▶ _Exercise objective_
Quote the records in full and leave their pictures out.

[START Given records]

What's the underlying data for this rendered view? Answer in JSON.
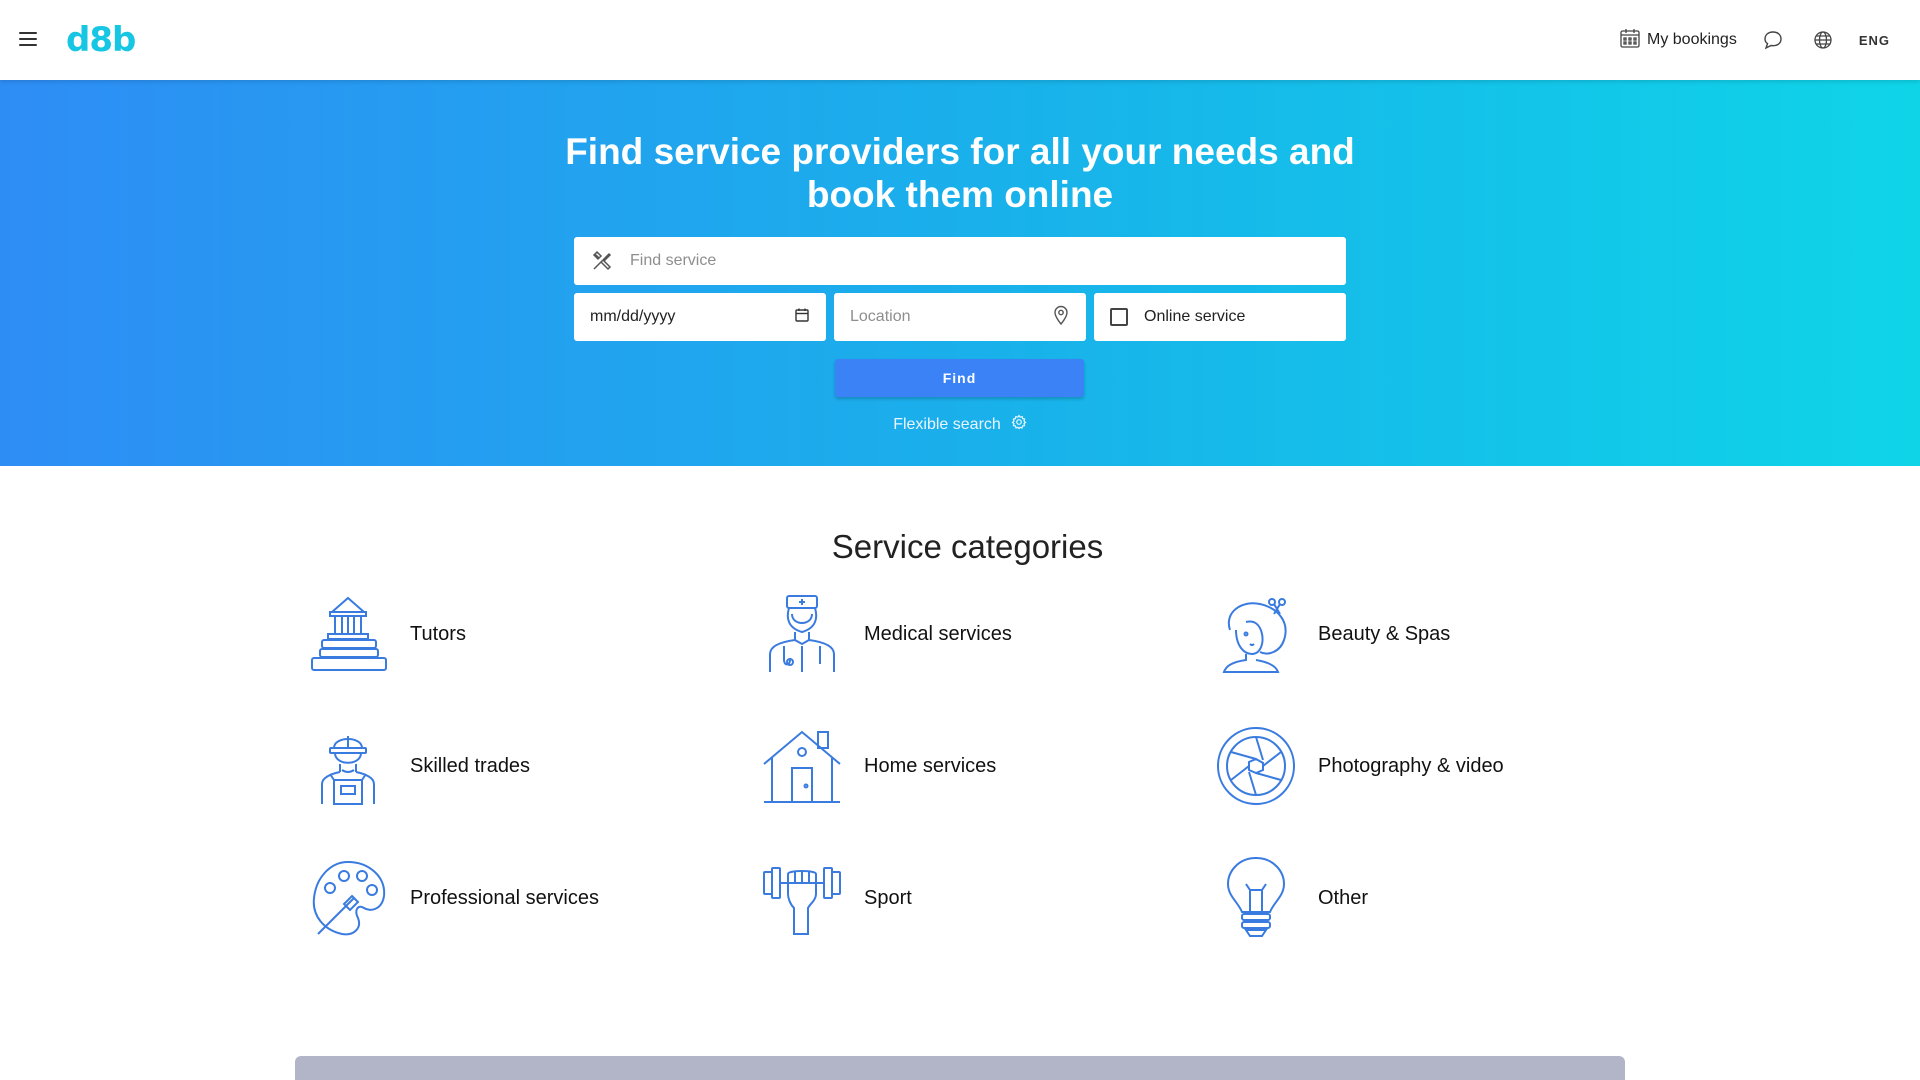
{
  "header": {
    "logo": "d8b",
    "my_bookings": "My bookings",
    "language": "ENG"
  },
  "hero": {
    "title_line1": "Find service providers for all your needs and",
    "title_line2": "book them online",
    "find_service_placeholder": "Find service",
    "date_placeholder": "mm/dd/yyyy",
    "location_placeholder": "Location",
    "online_service_label": "Online service",
    "find_button": "Find",
    "flexible_search": "Flexible search"
  },
  "categories": {
    "title": "Service categories",
    "items": [
      {
        "label": "Tutors",
        "icon": "institution-books-icon"
      },
      {
        "label": "Medical services",
        "icon": "nurse-icon"
      },
      {
        "label": "Beauty & Spas",
        "icon": "hairdresser-icon"
      },
      {
        "label": "Skilled trades",
        "icon": "worker-icon"
      },
      {
        "label": "Home services",
        "icon": "house-icon"
      },
      {
        "label": "Photography & video",
        "icon": "camera-aperture-icon"
      },
      {
        "label": "Professional services",
        "icon": "palette-icon"
      },
      {
        "label": "Sport",
        "icon": "dumbbell-icon"
      },
      {
        "label": "Other",
        "icon": "lightbulb-icon"
      }
    ]
  },
  "colors": {
    "brand": "#16c6e3",
    "hero_gradient_start": "#2e8df5",
    "hero_gradient_end": "#0fd4e8",
    "button": "#3b82f6",
    "icon_stroke": "#3a7be0"
  }
}
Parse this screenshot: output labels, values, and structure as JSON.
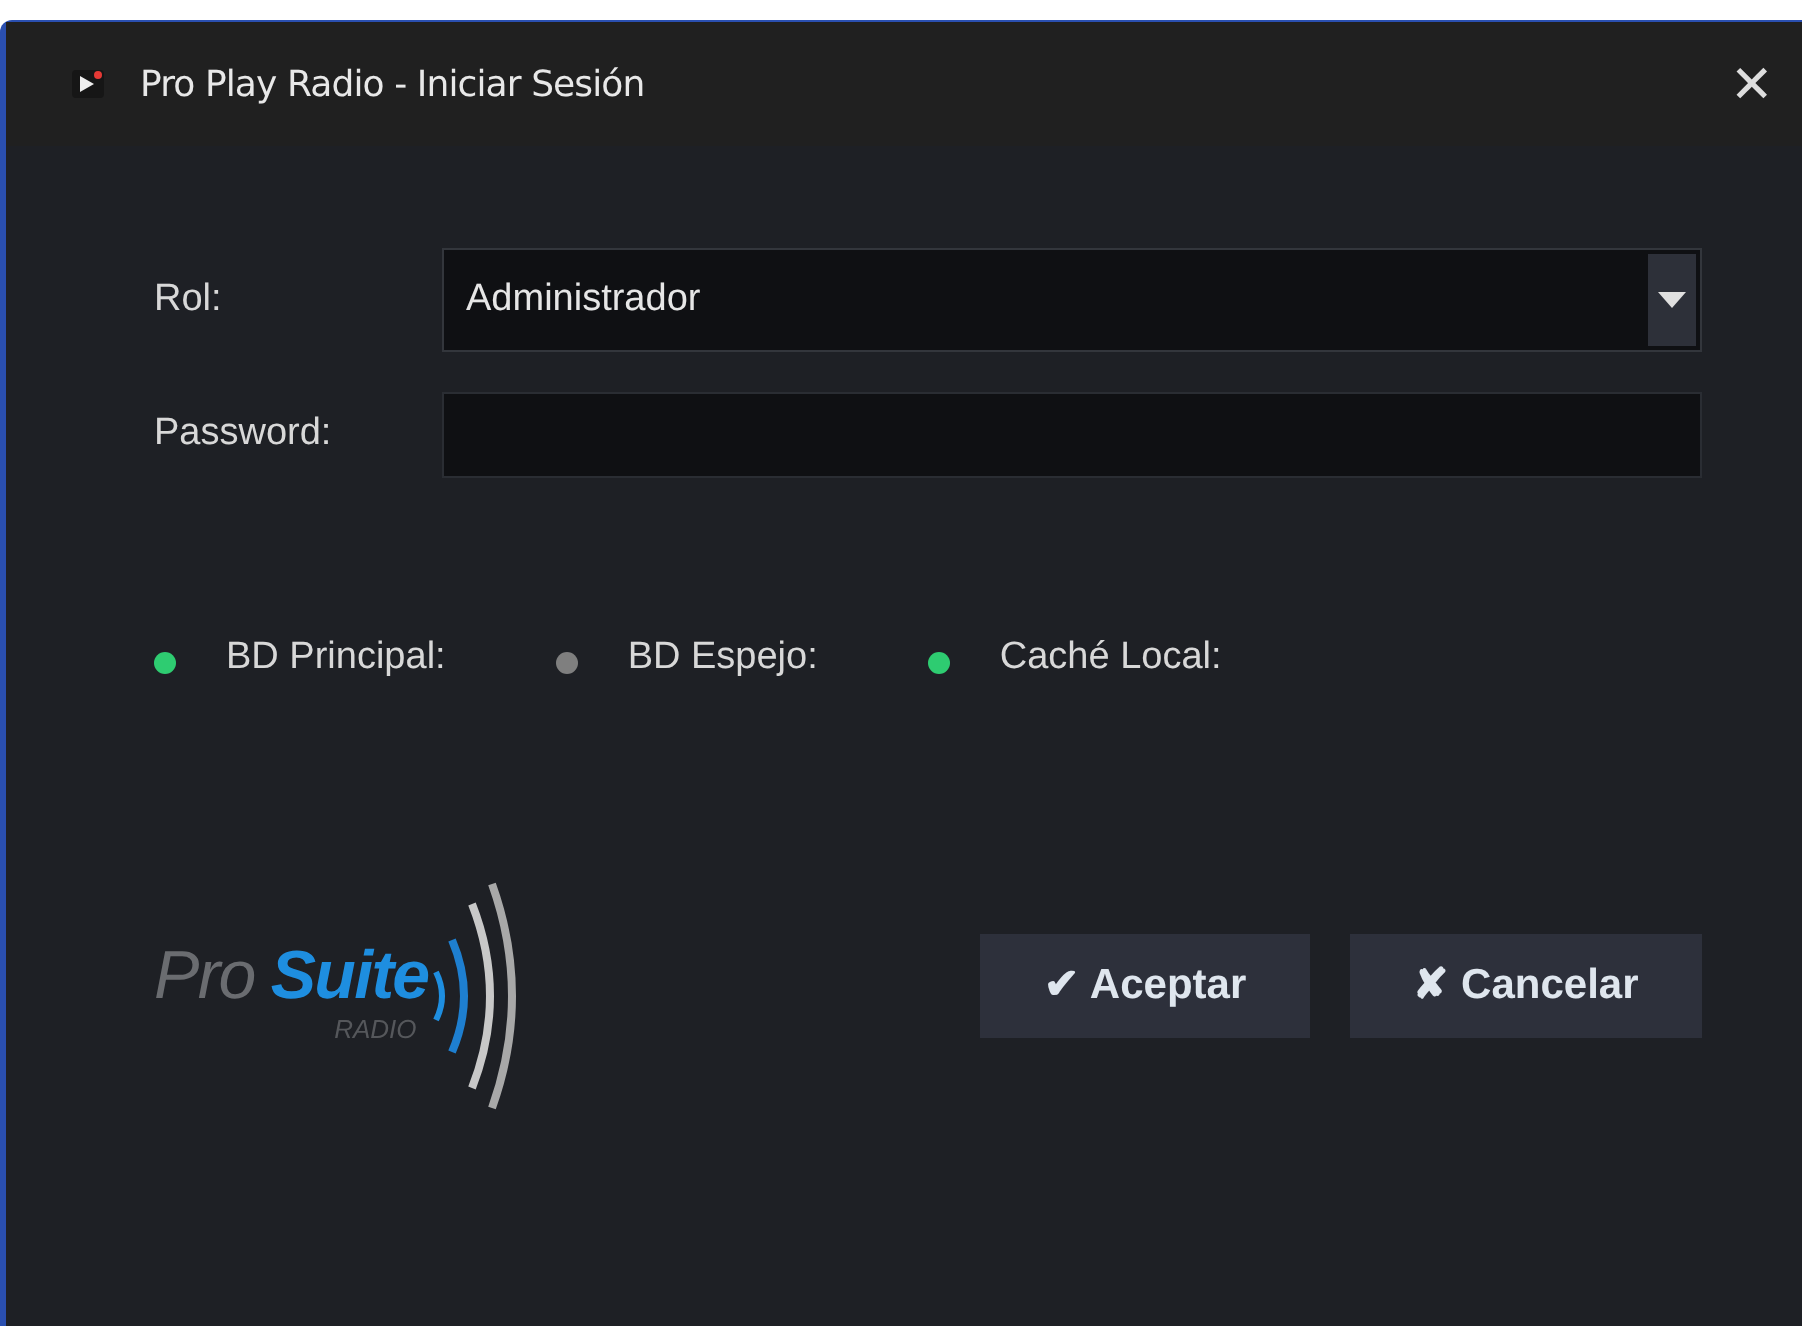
{
  "window": {
    "title": "Pro Play Radio - Iniciar Sesión",
    "close": "✕"
  },
  "form": {
    "role": {
      "label": "Rol:",
      "value": "Administrador"
    },
    "password": {
      "label": "Password:"
    }
  },
  "status": [
    {
      "label": "BD Principal:",
      "color": "#2ecc71"
    },
    {
      "label": "BD Espejo:",
      "color": "#7f7f7f"
    },
    {
      "label": "Caché Local:",
      "color": "#2ecc71"
    }
  ],
  "logo": {
    "word_1": "Pro",
    "word_2": "Suite",
    "tagline": "RADIO"
  },
  "buttons": [
    {
      "label": "✔ Aceptar"
    },
    {
      "label": "✘ Cancelar"
    }
  ]
}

[END Given records]

▶ _Final result_
What's the underlying data for this rendered view? Answer in JSON.
{
  "header": {
    "logo": "d8b",
    "my_bookings": "My bookings",
    "language": "ENG"
  },
  "hero": {
    "title_line1": "Find service providers for all your needs and",
    "title_line2": "book them online",
    "find_service_placeholder": "Find service",
    "date_placeholder": "mm/dd/yyyy",
    "location_placeholder": "Location",
    "online_service_label": "Online service",
    "find_button": "Find",
    "flexible_search": "Flexible search"
  },
  "categories": {
    "title": "Service categories",
    "items": [
      {
        "label": "Tutors",
        "icon": "institution-books-icon"
      },
      {
        "label": "Medical services",
        "icon": "nurse-icon"
      },
      {
        "label": "Beauty & Spas",
        "icon": "hairdresser-icon"
      },
      {
        "label": "Skilled trades",
        "icon": "worker-icon"
      },
      {
        "label": "Home services",
        "icon": "house-icon"
      },
      {
        "label": "Photography & video",
        "icon": "camera-aperture-icon"
      },
      {
        "label": "Professional services",
        "icon": "palette-icon"
      },
      {
        "label": "Sport",
        "icon": "dumbbell-icon"
      },
      {
        "label": "Other",
        "icon": "lightbulb-icon"
      }
    ]
  },
  "colors": {
    "brand": "#16c6e3",
    "hero_gradient_start": "#2e8df5",
    "hero_gradient_end": "#0fd4e8",
    "button": "#3b82f6",
    "icon_stroke": "#3a7be0"
  }
}
Parse this screenshot: output labels, values, and structure as JSON.
{
  "window": {
    "title": "Pro Play Radio - Iniciar Sesión",
    "close": "✕"
  },
  "form": {
    "role": {
      "label": "Rol:",
      "value": "Administrador"
    },
    "password": {
      "label": "Password:"
    }
  },
  "status": [
    {
      "label": "BD Principal:",
      "color": "#2ecc71"
    },
    {
      "label": "BD Espejo:",
      "color": "#7f7f7f"
    },
    {
      "label": "Caché Local:",
      "color": "#2ecc71"
    }
  ],
  "logo": {
    "word_1": "Pro",
    "word_2": "Suite",
    "tagline": "RADIO"
  },
  "buttons": [
    {
      "label": "✔ Aceptar"
    },
    {
      "label": "✘ Cancelar"
    }
  ]
}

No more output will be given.